PROBLEM DETAILS
Find every line in the records below that holds the word "level", and copy each one.

TASK INPUT
────────────────────
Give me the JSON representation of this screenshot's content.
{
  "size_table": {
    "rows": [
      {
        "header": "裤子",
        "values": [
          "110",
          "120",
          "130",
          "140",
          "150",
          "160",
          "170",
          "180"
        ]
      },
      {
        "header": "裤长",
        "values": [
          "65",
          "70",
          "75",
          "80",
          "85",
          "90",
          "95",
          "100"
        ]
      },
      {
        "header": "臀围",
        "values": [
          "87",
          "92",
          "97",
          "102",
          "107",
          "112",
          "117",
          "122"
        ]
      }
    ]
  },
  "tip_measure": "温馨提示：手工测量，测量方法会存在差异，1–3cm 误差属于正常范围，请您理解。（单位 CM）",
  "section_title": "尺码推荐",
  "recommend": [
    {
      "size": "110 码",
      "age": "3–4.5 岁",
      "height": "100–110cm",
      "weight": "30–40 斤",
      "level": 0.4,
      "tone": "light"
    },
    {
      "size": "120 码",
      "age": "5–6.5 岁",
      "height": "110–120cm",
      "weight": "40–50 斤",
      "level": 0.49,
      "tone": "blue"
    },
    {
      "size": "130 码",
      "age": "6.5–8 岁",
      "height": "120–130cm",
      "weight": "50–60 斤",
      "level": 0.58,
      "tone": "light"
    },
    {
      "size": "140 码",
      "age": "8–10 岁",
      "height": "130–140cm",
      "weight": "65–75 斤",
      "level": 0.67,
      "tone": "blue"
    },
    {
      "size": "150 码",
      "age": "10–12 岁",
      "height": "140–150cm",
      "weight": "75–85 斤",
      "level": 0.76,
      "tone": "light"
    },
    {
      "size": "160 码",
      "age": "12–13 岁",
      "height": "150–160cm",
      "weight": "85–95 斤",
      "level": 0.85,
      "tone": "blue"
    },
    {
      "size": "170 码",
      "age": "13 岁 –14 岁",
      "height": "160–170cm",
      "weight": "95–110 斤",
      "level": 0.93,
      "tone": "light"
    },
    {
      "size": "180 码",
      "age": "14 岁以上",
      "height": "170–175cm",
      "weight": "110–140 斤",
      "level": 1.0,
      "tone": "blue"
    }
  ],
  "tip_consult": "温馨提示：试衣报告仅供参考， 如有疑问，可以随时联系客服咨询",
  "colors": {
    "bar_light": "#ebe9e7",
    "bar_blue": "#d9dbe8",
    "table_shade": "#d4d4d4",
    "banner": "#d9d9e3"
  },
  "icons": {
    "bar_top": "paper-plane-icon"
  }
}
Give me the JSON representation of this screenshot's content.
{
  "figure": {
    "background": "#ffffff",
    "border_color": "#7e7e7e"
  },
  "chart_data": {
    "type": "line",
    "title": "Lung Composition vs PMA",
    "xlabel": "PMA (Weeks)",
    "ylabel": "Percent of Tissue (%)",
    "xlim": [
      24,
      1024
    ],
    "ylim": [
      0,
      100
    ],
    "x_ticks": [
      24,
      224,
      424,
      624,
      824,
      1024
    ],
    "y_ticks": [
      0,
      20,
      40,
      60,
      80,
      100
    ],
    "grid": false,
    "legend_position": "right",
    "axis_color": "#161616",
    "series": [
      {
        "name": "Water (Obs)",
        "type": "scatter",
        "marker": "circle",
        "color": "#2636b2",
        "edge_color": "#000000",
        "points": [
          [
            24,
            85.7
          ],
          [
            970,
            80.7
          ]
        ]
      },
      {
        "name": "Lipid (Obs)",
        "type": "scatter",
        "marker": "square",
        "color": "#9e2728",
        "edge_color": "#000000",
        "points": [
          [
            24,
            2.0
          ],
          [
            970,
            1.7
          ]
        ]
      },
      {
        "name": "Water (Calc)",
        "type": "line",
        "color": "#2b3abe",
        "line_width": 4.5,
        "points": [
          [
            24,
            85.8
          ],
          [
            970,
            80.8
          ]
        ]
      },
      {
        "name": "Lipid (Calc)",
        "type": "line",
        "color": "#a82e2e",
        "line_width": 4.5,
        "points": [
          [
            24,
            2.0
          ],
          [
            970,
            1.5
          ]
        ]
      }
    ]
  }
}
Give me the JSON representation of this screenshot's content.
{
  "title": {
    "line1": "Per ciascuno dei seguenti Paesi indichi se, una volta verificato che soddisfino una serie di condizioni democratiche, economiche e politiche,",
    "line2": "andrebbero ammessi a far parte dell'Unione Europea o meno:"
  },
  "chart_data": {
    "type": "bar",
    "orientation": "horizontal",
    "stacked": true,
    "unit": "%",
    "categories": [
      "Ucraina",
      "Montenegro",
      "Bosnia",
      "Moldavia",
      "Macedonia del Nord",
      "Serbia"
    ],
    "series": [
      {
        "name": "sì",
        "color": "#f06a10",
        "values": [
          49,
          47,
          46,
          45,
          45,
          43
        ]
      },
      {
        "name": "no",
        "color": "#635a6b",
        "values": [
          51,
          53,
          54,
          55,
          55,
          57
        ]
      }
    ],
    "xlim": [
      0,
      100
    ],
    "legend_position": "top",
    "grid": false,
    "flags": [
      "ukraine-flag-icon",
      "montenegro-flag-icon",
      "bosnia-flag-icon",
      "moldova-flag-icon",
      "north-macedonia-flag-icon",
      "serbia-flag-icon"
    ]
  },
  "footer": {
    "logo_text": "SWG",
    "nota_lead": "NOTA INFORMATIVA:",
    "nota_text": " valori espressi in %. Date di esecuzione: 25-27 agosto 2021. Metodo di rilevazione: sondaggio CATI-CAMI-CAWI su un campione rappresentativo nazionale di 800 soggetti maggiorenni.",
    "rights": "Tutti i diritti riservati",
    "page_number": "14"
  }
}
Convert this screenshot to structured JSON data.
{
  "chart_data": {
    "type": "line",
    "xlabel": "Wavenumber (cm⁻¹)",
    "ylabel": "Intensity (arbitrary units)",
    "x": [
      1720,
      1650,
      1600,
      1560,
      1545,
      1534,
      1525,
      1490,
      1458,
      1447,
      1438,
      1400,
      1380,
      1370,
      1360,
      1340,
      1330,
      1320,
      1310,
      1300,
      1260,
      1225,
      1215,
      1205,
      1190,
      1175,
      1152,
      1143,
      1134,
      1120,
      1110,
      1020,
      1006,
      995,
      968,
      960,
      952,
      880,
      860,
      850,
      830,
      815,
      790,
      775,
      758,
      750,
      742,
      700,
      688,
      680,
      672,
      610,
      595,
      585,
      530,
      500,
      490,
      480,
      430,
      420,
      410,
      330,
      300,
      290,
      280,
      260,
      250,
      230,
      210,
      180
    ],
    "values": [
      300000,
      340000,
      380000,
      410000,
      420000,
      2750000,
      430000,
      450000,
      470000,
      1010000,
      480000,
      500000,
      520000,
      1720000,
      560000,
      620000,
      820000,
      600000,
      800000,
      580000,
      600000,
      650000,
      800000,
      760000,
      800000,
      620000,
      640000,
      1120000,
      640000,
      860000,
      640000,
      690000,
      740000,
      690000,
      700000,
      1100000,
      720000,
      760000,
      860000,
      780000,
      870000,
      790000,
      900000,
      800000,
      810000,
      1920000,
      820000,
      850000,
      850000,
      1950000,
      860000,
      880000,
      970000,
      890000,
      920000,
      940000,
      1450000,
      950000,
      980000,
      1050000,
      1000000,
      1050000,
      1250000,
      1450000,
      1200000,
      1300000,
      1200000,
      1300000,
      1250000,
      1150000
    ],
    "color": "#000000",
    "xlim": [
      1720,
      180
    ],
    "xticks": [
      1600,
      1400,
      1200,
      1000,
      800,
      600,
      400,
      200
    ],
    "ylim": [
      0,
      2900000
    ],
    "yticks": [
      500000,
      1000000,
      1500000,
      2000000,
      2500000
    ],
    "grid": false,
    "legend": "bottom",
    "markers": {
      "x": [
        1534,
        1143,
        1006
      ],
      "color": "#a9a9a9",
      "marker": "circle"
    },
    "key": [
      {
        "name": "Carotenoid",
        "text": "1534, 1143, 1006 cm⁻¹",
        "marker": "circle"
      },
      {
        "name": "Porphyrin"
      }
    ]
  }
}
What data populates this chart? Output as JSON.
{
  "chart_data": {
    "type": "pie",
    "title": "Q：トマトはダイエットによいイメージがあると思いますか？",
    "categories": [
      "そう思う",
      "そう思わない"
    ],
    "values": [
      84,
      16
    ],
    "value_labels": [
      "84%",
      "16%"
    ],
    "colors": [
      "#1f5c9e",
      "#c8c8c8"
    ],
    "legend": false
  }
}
────────────────────
EXERCISE ANSWER
      "level": 0.4,
      "level": 0.49,
      "level": 0.58,
      "level": 0.67,
      "level": 0.76,
      "level": 0.85,
      "level": 0.93,
      "level": 1.0,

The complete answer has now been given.